-- DATASET RECORDS --
************

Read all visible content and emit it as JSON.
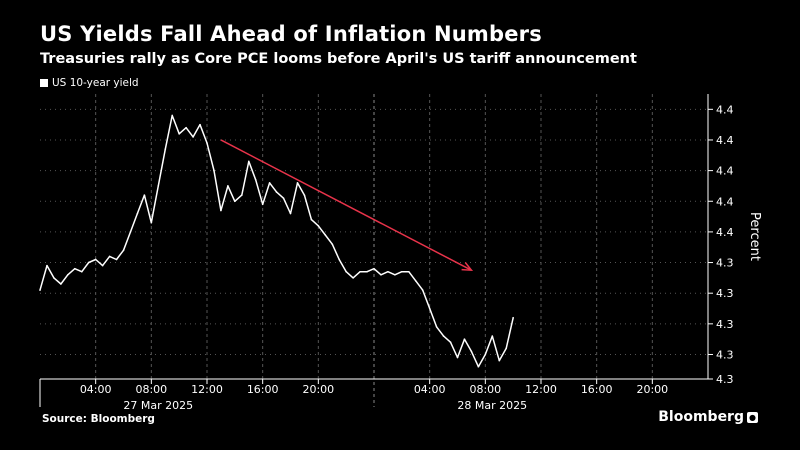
{
  "header": {
    "title": "US Yields Fall Ahead of Inflation Numbers",
    "subtitle": "Treasuries rally as Core PCE looms before April's US tariff announcement"
  },
  "footer": {
    "source": "Source: Bloomberg",
    "brand": "Bloomberg"
  },
  "colors": {
    "background": "#000000",
    "line": "#ffffff",
    "arrow": "#e8334a",
    "grid": "#555555"
  },
  "chart_data": {
    "type": "line",
    "legend_position": "top-left",
    "grid": true,
    "ylabel": "Percent",
    "x_tick_labels": [
      "04:00",
      "08:00",
      "12:00",
      "16:00",
      "20:00",
      "04:00",
      "08:00",
      "12:00",
      "16:00",
      "20:00"
    ],
    "x_tick_hours": [
      4,
      8,
      12,
      16,
      20,
      28,
      32,
      36,
      40,
      44
    ],
    "date_labels": [
      {
        "label": "27 Mar 2025",
        "hour": 8.5
      },
      {
        "label": "28 Mar 2025",
        "hour": 32.5
      }
    ],
    "day_separator_hour": 24,
    "xlim_hours": [
      0,
      48
    ],
    "y_tick_labels": [
      "4.4",
      "4.4",
      "4.4",
      "4.4",
      "4.4",
      "4.3",
      "4.3",
      "4.3",
      "4.3",
      "4.3"
    ],
    "y_tick_values": [
      4.385,
      4.375,
      4.365,
      4.355,
      4.345,
      4.335,
      4.325,
      4.315,
      4.305,
      4.297
    ],
    "ylim": [
      4.297,
      4.39
    ],
    "series": [
      {
        "name": "US 10-year yield",
        "x_hours": [
          0,
          0.5,
          1,
          1.5,
          2,
          2.5,
          3,
          3.5,
          4,
          4.5,
          5,
          5.5,
          6,
          6.5,
          7,
          7.5,
          8,
          8.5,
          9,
          9.5,
          10,
          10.5,
          11,
          11.5,
          12,
          12.5,
          13,
          13.5,
          14,
          14.5,
          15,
          15.5,
          16,
          16.5,
          17,
          17.5,
          18,
          18.5,
          19,
          19.5,
          20,
          20.5,
          21,
          21.5,
          22,
          22.5,
          23,
          23.5,
          24,
          24.5,
          25,
          25.5,
          26,
          26.5,
          27,
          27.5,
          28,
          28.5,
          29,
          29.5,
          30,
          30.5,
          31,
          31.5,
          32,
          32.5,
          33,
          33.5,
          34
        ],
        "values": [
          4.326,
          4.334,
          4.33,
          4.328,
          4.331,
          4.333,
          4.332,
          4.335,
          4.336,
          4.334,
          4.337,
          4.336,
          4.339,
          4.345,
          4.351,
          4.357,
          4.348,
          4.36,
          4.372,
          4.383,
          4.377,
          4.379,
          4.376,
          4.38,
          4.374,
          4.365,
          4.352,
          4.36,
          4.355,
          4.357,
          4.368,
          4.362,
          4.354,
          4.361,
          4.358,
          4.356,
          4.351,
          4.361,
          4.357,
          4.349,
          4.347,
          4.344,
          4.341,
          4.336,
          4.332,
          4.33,
          4.332,
          4.332,
          4.333,
          4.331,
          4.332,
          4.331,
          4.332,
          4.332,
          4.329,
          4.326,
          4.32,
          4.314,
          4.311,
          4.309,
          4.304,
          4.31,
          4.306,
          4.301,
          4.305,
          4.311,
          4.303,
          4.307,
          4.317
        ]
      }
    ],
    "annotations": [
      {
        "type": "arrow",
        "from": {
          "hour": 13,
          "value": 4.375
        },
        "to": {
          "hour": 31,
          "value": 4.3325
        }
      }
    ]
  }
}
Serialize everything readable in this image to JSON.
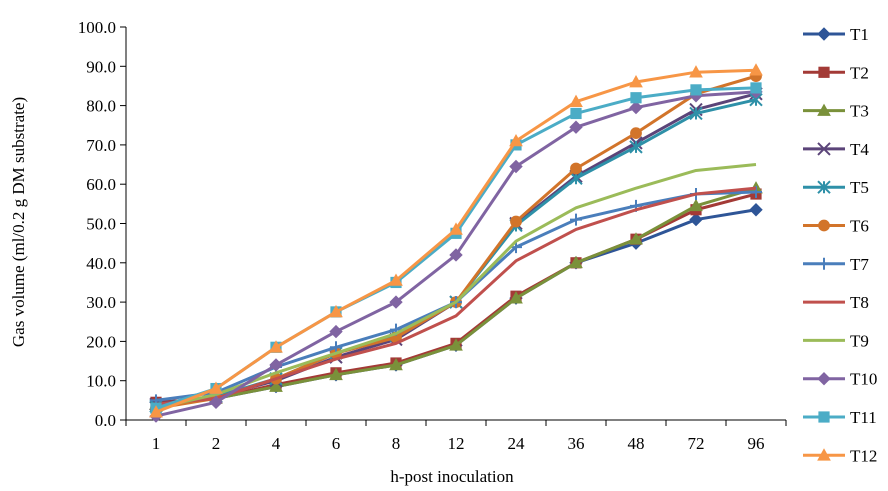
{
  "chart_data": {
    "type": "line",
    "title": "",
    "xlabel": "h-post inoculation",
    "ylabel": "Gas volume (ml/0.2  g DM substrate)",
    "ylim": [
      0,
      100
    ],
    "y_ticks": [
      "0.0",
      "10.0",
      "20.0",
      "30.0",
      "40.0",
      "50.0",
      "60.0",
      "70.0",
      "80.0",
      "90.0",
      "100.0"
    ],
    "categories": [
      "1",
      "2",
      "4",
      "6",
      "8",
      "12",
      "24",
      "36",
      "48",
      "72",
      "96"
    ],
    "grid": false,
    "legend_position": "right",
    "series": [
      {
        "name": "T1",
        "color": "#2E5597",
        "marker": "diamond",
        "values": [
          4.5,
          5.5,
          8.5,
          11.5,
          14.0,
          19.0,
          31.0,
          40.0,
          45.0,
          51.0,
          53.5
        ]
      },
      {
        "name": "T2",
        "color": "#A33A36",
        "marker": "square",
        "values": [
          4.5,
          5.5,
          9.0,
          12.0,
          14.5,
          19.5,
          31.5,
          40.0,
          46.0,
          53.5,
          57.5
        ]
      },
      {
        "name": "T3",
        "color": "#7A913A",
        "marker": "triangle",
        "values": [
          4.0,
          5.5,
          8.5,
          11.5,
          14.0,
          19.0,
          31.0,
          40.0,
          46.0,
          54.5,
          59.0
        ]
      },
      {
        "name": "T4",
        "color": "#5B4479",
        "marker": "x",
        "values": [
          4.0,
          6.0,
          10.0,
          16.0,
          20.5,
          30.0,
          50.0,
          62.0,
          70.5,
          79.0,
          83.0
        ]
      },
      {
        "name": "T5",
        "color": "#2E90A8",
        "marker": "star",
        "values": [
          3.5,
          6.0,
          10.5,
          17.0,
          21.5,
          30.0,
          49.5,
          61.5,
          69.5,
          78.0,
          81.5
        ]
      },
      {
        "name": "T6",
        "color": "#D2742A",
        "marker": "circle",
        "values": [
          3.0,
          5.5,
          10.5,
          17.0,
          21.0,
          30.0,
          50.5,
          64.0,
          73.0,
          83.0,
          87.5
        ]
      },
      {
        "name": "T7",
        "color": "#4A7EBB",
        "marker": "plus",
        "values": [
          5.0,
          7.0,
          13.5,
          18.5,
          23.0,
          30.0,
          44.0,
          51.0,
          54.5,
          57.5,
          58.0
        ]
      },
      {
        "name": "T8",
        "color": "#C0504D",
        "marker": "dash",
        "values": [
          4.0,
          5.5,
          10.5,
          15.5,
          19.5,
          26.5,
          40.5,
          48.5,
          53.5,
          57.5,
          59.0
        ]
      },
      {
        "name": "T9",
        "color": "#9BBB59",
        "marker": "dash",
        "values": [
          3.0,
          6.5,
          12.0,
          17.0,
          22.0,
          30.0,
          45.5,
          54.0,
          59.0,
          63.5,
          65.0
        ]
      },
      {
        "name": "T10",
        "color": "#8064A2",
        "marker": "diamond",
        "values": [
          1.0,
          4.5,
          14.0,
          22.5,
          30.0,
          42.0,
          64.5,
          74.5,
          79.5,
          82.5,
          83.5
        ]
      },
      {
        "name": "T11",
        "color": "#4BACC6",
        "marker": "square",
        "values": [
          3.0,
          8.0,
          18.5,
          27.5,
          35.0,
          47.5,
          70.0,
          78.0,
          82.0,
          84.0,
          84.5
        ]
      },
      {
        "name": "T12",
        "color": "#F79646",
        "marker": "triangle",
        "values": [
          2.0,
          8.0,
          18.5,
          27.5,
          35.5,
          48.5,
          71.0,
          81.0,
          86.0,
          88.5,
          89.0
        ]
      }
    ]
  }
}
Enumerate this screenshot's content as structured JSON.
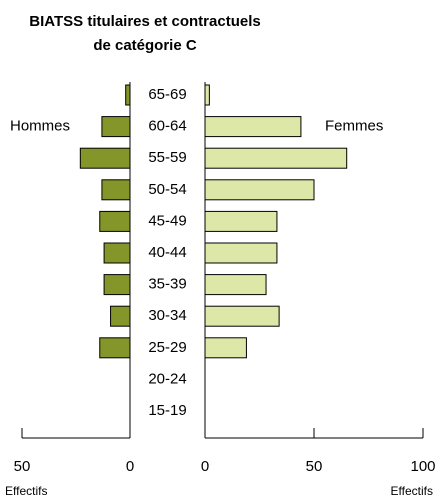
{
  "chart_data": {
    "type": "pyramid",
    "title": [
      "BIATSS titulaires et contractuels",
      "de catégorie C"
    ],
    "categories": [
      "65-69",
      "60-64",
      "55-59",
      "50-54",
      "45-49",
      "40-44",
      "35-39",
      "30-34",
      "25-29",
      "20-24",
      "15-19"
    ],
    "series": [
      {
        "name": "Hommes",
        "color": "#84962a",
        "side": "left",
        "xlim": [
          0,
          50
        ],
        "xticks": [
          50,
          0
        ],
        "xlabel": "Effectifs",
        "values": [
          2,
          13,
          23,
          13,
          14,
          12,
          12,
          9,
          14,
          0,
          0
        ]
      },
      {
        "name": "Femmes",
        "color": "#dde8a8",
        "side": "right",
        "xlim": [
          0,
          100
        ],
        "xticks": [
          0,
          50,
          100
        ],
        "xlabel": "Effectifs",
        "values": [
          2,
          44,
          65,
          50,
          33,
          33,
          28,
          34,
          19,
          0,
          0
        ]
      }
    ]
  }
}
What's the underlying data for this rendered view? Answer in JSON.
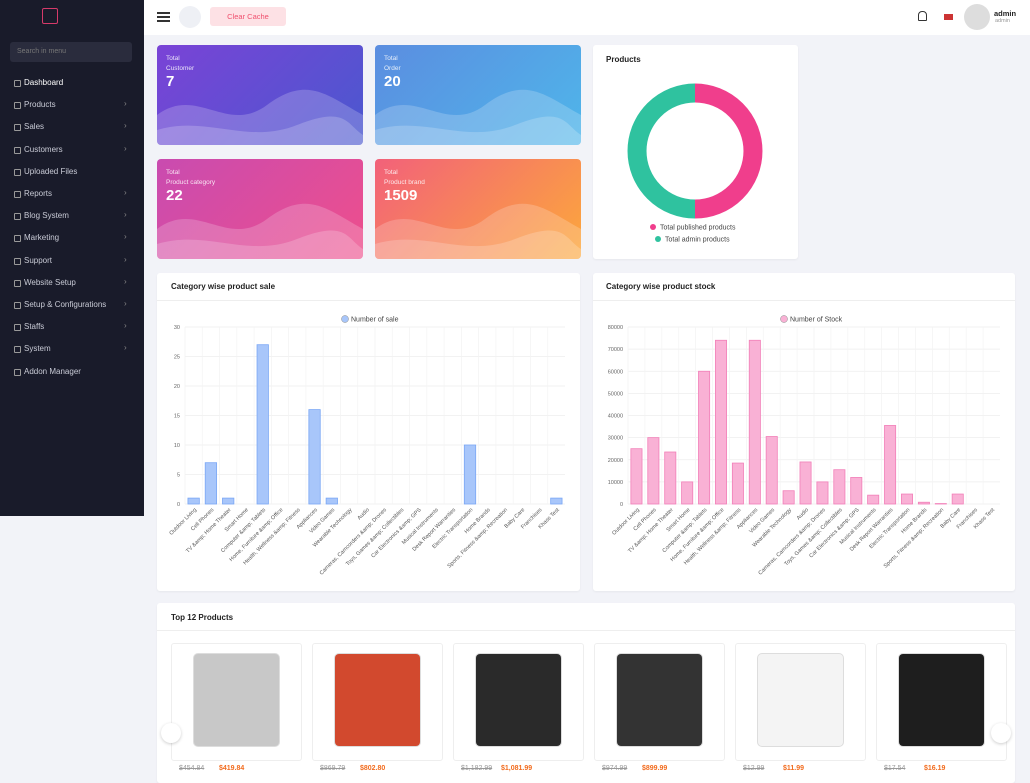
{
  "search_placeholder": "Search in menu",
  "menu": [
    {
      "label": "Dashboard",
      "submenu": false
    },
    {
      "label": "Products",
      "submenu": true
    },
    {
      "label": "Sales",
      "submenu": true
    },
    {
      "label": "Customers",
      "submenu": true
    },
    {
      "label": "Uploaded Files",
      "submenu": false
    },
    {
      "label": "Reports",
      "submenu": true
    },
    {
      "label": "Blog System",
      "submenu": true
    },
    {
      "label": "Marketing",
      "submenu": true
    },
    {
      "label": "Support",
      "submenu": true
    },
    {
      "label": "Website Setup",
      "submenu": true
    },
    {
      "label": "Setup & Configurations",
      "submenu": true
    },
    {
      "label": "Staffs",
      "submenu": true
    },
    {
      "label": "System",
      "submenu": true
    },
    {
      "label": "Addon Manager",
      "submenu": false
    }
  ],
  "topbar": {
    "clear_cache": "Clear Cache",
    "user_name": "admin",
    "user_role": "admin"
  },
  "stats": [
    {
      "title": "Total",
      "subtitle": "Customer",
      "value": 7
    },
    {
      "title": "Total",
      "subtitle": "Order",
      "value": 20
    },
    {
      "title": "Total",
      "subtitle": "Product category",
      "value": 22
    },
    {
      "title": "Total",
      "subtitle": "Product brand",
      "value": 1509
    }
  ],
  "charts": [
    {
      "type": "pie",
      "title": "Products",
      "categories": [
        "Total published products",
        "Total admin products"
      ],
      "values": [
        50,
        50
      ],
      "colors": [
        "#f03e8c",
        "#2fc29f"
      ]
    },
    {
      "type": "bar",
      "title": "Category wise product sale",
      "categories": [
        "Outdoor Living",
        "Cell Phones",
        "TV &amp; Home Theater",
        "Smart Home",
        "Computer &amp; Tablets",
        "Home, Furniture &amp; Office",
        "Health, Wellness &amp; Fitness",
        "Appliances",
        "Video Games",
        "Wearable Technology",
        "Audio",
        "Cameras, Camcorders &amp; Drones",
        "Toys, Games &amp; Collectibles",
        "Car Electronics &amp; GPS",
        "Musical Instruments",
        "Desk Report Warranties",
        "Electric Transportation",
        "Home Brands",
        "Sports, Fitness &amp; Recreation",
        "Baby Care",
        "Franchises",
        "Khass Test"
      ],
      "series": [
        {
          "name": "Number of sale",
          "color": "#a8c6fa",
          "values": [
            1,
            7,
            1,
            0,
            27,
            0,
            0,
            16,
            1,
            0,
            0,
            0,
            0,
            0,
            0,
            0,
            10,
            0,
            0,
            0,
            0,
            1
          ]
        }
      ],
      "ylim": [
        0,
        30
      ],
      "yticks": [
        0,
        5,
        10,
        15,
        20,
        25,
        30
      ],
      "grid": true
    },
    {
      "type": "bar",
      "title": "Category wise product stock",
      "categories": [
        "Outdoor Living",
        "Cell Phones",
        "TV &amp; Home Theater",
        "Smart Home",
        "Computer &amp; Tablets",
        "Home, Furniture &amp; Office",
        "Health, Wellness &amp; Fitness",
        "Appliances",
        "Video Games",
        "Wearable Technology",
        "Audio",
        "Cameras, Camcorders &amp; Drones",
        "Toys, Games &amp; Collectibles",
        "Car Electronics &amp; GPS",
        "Musical Instruments",
        "Desk Report Warranties",
        "Electric Transportation",
        "Home Brands",
        "Sports, Fitness &amp; Recreation",
        "Baby Care",
        "Franchises",
        "Khass Test"
      ],
      "series": [
        {
          "name": "Number of Stock",
          "color": "#f9b1d5",
          "values": [
            25000,
            30000,
            23500,
            10000,
            60000,
            74000,
            18500,
            74000,
            30500,
            6000,
            19000,
            10000,
            15500,
            12000,
            4000,
            35500,
            4500,
            800,
            200,
            4500,
            0,
            0
          ]
        }
      ],
      "ylim": [
        0,
        80000
      ],
      "yticks": [
        0,
        10000,
        20000,
        30000,
        40000,
        50000,
        60000,
        70000,
        80000
      ],
      "grid": true
    }
  ],
  "top_products": {
    "title": "Top 12 Products",
    "items": [
      {
        "old_price": "$454.84",
        "price": "$419.84"
      },
      {
        "old_price": "$869.79",
        "price": "$802.80"
      },
      {
        "old_price": "$1,182.99",
        "price": "$1,081.99"
      },
      {
        "old_price": "$974.99",
        "price": "$899.99"
      },
      {
        "old_price": "$12.99",
        "price": "$11.99"
      },
      {
        "old_price": "$17.54",
        "price": "$16.19"
      }
    ]
  }
}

************

-- TASK REQUIREMENTS --
Extract all lines that hold the word "admin".

-- SOLUTION BELOW --
    "user_name": "admin",
    "user_role": "admin"
        "Total admin products"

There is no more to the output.